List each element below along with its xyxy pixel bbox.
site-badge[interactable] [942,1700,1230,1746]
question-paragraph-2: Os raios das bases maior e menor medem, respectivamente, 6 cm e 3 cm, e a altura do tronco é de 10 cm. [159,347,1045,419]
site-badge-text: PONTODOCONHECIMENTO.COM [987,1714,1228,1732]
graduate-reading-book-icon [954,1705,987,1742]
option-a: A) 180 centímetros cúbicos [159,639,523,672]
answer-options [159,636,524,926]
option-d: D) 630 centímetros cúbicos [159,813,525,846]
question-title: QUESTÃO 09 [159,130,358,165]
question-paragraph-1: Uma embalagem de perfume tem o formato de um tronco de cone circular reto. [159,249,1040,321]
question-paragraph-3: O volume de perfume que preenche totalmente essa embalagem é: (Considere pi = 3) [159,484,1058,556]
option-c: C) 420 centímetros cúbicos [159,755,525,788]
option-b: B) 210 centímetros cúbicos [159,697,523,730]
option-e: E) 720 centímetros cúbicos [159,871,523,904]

Exercise: Could you extract the data verbatim, from its first line up to and including the line that contains "question-paragraph-1: Uma embalagem"?

Task output:
List each element below along with its xyxy pixel bbox.
site-badge[interactable] [942,1700,1230,1746]
question-paragraph-2: Os raios das bases maior e menor medem, respectivamente, 6 cm e 3 cm, e a altura do tronco é de 10 cm. [159,347,1045,419]
site-badge-text: PONTODOCONHECIMENTO.COM [987,1714,1228,1732]
graduate-reading-book-icon [954,1705,987,1742]
option-a: A) 180 centímetros cúbicos [159,639,523,672]
answer-options [159,636,524,926]
option-d: D) 630 centímetros cúbicos [159,813,525,846]
question-title: QUESTÃO 09 [159,130,358,165]
question-paragraph-1: Uma embalagem de perfume tem o formato de um tronco de cone circular reto. [159,249,1040,321]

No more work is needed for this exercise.